__DATA ROWS__
▬▬▬▬▬▬▬▬▬▬

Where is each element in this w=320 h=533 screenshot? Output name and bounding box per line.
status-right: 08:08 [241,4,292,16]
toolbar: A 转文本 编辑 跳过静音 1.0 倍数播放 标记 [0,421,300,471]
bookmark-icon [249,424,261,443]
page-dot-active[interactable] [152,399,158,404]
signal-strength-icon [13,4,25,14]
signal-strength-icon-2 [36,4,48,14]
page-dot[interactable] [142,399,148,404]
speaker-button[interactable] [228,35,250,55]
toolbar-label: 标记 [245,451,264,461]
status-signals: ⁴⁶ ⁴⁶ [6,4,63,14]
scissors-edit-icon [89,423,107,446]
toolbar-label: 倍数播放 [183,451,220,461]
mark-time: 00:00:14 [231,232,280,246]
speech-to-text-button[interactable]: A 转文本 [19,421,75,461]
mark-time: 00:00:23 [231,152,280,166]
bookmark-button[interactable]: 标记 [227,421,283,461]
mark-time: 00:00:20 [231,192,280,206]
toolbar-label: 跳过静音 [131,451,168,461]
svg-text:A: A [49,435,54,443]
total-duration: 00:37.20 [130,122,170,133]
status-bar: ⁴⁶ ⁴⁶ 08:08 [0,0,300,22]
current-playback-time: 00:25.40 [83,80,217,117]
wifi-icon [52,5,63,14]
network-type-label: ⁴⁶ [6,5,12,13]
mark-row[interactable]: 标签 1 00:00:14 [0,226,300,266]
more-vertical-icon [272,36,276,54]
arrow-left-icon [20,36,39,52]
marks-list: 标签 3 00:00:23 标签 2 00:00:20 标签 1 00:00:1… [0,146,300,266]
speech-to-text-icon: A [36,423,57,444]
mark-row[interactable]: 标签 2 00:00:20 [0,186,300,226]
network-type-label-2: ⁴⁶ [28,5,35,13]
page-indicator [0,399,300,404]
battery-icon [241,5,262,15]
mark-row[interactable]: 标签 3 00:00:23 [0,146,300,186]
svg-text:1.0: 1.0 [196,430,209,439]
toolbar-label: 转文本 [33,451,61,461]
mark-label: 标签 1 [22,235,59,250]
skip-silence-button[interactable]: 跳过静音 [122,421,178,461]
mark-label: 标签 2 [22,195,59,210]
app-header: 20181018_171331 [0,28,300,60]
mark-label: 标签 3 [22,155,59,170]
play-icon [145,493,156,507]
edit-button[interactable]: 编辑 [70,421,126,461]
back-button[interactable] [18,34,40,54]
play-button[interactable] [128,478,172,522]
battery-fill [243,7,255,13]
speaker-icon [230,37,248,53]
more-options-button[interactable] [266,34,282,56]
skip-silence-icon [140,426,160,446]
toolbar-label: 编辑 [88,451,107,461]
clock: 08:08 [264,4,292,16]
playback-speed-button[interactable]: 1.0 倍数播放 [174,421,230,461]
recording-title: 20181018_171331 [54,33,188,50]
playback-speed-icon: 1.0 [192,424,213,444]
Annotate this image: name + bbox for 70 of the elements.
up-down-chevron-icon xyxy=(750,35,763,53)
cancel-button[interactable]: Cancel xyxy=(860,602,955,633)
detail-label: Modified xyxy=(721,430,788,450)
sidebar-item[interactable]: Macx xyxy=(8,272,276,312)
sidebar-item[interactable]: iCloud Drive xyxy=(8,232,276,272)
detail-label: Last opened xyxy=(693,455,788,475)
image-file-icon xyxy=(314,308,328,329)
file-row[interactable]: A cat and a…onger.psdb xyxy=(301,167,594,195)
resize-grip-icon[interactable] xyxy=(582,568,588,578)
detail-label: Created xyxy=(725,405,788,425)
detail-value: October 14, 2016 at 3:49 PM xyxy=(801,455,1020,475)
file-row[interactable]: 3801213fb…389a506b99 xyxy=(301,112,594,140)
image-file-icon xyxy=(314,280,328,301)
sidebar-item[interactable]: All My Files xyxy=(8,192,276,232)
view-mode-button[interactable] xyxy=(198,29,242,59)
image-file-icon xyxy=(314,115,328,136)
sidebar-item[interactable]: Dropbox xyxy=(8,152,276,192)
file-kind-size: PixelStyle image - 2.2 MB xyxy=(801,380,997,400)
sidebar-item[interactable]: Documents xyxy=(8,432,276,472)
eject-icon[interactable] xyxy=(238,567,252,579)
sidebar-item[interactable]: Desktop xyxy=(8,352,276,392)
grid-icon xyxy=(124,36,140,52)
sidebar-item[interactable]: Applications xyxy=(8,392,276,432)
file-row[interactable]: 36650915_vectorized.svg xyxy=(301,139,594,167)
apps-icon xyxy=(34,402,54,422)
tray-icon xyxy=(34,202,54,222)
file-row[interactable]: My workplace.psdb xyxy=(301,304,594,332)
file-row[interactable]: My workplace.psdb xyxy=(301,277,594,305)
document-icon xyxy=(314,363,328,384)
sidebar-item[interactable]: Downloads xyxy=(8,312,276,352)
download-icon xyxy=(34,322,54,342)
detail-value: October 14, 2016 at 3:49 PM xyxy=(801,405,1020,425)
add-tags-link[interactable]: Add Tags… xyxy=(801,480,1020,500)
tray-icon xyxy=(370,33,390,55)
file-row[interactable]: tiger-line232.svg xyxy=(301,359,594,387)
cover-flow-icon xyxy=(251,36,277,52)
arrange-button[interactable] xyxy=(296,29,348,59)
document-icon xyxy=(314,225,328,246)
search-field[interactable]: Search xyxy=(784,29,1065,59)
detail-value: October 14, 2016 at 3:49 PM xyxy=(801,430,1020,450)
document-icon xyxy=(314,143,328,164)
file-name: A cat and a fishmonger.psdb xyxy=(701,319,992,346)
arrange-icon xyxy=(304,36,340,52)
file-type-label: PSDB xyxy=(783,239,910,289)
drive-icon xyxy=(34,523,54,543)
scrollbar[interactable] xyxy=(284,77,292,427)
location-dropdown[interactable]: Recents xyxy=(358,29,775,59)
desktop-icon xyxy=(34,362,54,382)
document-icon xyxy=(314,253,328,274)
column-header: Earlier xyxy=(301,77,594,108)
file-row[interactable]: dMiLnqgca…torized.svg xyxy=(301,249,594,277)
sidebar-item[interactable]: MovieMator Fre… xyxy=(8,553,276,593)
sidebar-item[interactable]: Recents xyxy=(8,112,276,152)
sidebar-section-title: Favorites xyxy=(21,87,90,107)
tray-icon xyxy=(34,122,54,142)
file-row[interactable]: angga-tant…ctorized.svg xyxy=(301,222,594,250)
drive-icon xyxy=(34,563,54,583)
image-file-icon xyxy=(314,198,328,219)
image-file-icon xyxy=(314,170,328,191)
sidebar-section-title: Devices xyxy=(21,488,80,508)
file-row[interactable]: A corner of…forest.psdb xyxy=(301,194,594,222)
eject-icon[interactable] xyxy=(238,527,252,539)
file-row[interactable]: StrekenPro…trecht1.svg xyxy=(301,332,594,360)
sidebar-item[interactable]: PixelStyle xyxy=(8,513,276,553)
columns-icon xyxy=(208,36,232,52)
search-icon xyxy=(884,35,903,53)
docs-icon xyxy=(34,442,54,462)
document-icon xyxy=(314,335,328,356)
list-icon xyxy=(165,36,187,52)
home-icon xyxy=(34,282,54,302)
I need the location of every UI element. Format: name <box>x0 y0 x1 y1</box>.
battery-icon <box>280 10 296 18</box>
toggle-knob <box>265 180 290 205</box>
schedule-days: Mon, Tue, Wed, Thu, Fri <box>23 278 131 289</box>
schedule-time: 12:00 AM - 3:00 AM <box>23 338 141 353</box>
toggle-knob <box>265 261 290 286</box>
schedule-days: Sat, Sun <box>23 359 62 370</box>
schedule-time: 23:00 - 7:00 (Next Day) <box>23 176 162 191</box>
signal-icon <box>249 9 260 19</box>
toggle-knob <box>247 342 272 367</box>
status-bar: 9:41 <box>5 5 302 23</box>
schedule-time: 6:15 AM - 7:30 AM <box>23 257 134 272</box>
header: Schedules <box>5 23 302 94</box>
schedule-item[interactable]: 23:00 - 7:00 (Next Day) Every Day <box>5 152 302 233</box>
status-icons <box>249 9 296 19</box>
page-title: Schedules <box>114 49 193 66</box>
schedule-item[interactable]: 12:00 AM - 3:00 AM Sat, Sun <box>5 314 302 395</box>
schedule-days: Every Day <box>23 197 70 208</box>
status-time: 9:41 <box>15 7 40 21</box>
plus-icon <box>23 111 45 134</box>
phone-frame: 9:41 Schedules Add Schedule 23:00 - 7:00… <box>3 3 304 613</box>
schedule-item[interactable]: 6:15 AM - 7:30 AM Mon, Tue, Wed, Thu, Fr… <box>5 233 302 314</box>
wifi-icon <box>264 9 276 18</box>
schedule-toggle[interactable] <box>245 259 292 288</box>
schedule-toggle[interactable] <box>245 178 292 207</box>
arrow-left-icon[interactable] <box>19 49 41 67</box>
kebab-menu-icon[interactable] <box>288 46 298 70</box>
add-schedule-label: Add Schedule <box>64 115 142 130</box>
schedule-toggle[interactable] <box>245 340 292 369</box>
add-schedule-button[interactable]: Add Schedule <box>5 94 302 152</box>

▬▬▬▬▬▬▬▬▬▬

__WHAT YOU HAVE TO DO__
Quote the data above word for word, from its first line through the line holding "page-dot-active[interactable] [152,399,158,404]", both included.

__EXERCISE RESPONSE__
Where is each element in this w=320 h=533 screenshot? Output name and bounding box per line.
status-right: 08:08 [241,4,292,16]
toolbar: A 转文本 编辑 跳过静音 1.0 倍数播放 标记 [0,421,300,471]
bookmark-icon [249,424,261,443]
page-dot-active[interactable] [152,399,158,404]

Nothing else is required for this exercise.